_To be done_.
Return a copy of each line that holds the string "color".

[Data tied to figure images]

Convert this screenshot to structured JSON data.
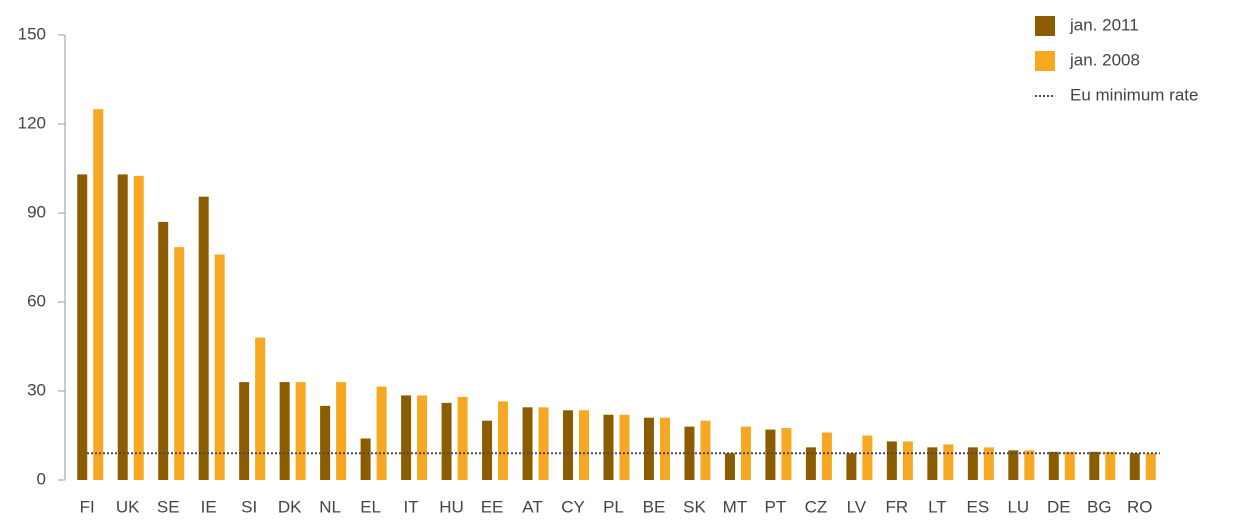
{
  "chart_data": {
    "type": "bar",
    "categories": [
      "FI",
      "UK",
      "SE",
      "IE",
      "SI",
      "DK",
      "NL",
      "EL",
      "IT",
      "HU",
      "EE",
      "AT",
      "CY",
      "PL",
      "BE",
      "SK",
      "MT",
      "PT",
      "CZ",
      "LV",
      "FR",
      "LT",
      "ES",
      "LU",
      "DE",
      "BG",
      "RO"
    ],
    "series": [
      {
        "name": "jan. 2011",
        "color": "#8c5d00",
        "values": [
          103,
          103,
          87,
          95.5,
          33,
          33,
          25,
          14,
          28.5,
          26,
          20,
          24.5,
          23.5,
          22,
          21,
          18,
          9,
          17,
          11,
          9,
          13,
          11,
          11,
          10,
          9.5,
          9.5,
          9
        ]
      },
      {
        "name": "jan. 2008",
        "color": "#f7a823",
        "values": [
          125,
          102.5,
          78.5,
          76,
          48,
          33,
          33,
          31.5,
          28.5,
          28,
          26.5,
          24.5,
          23.5,
          22,
          21,
          20,
          18,
          17.5,
          16,
          15,
          13,
          12,
          11,
          10,
          9.5,
          9.5,
          9
        ]
      }
    ],
    "reference_line": {
      "name": "Eu minimum rate",
      "value": 9,
      "color": "#4a4a4a"
    },
    "ylim": [
      0,
      150
    ],
    "yticks": [
      0,
      30,
      60,
      90,
      120,
      150
    ],
    "grid": false
  }
}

_Task result_.
        "color": "#8c5d00",
        "color": "#f7a823",
      "color": "#4a4a4a"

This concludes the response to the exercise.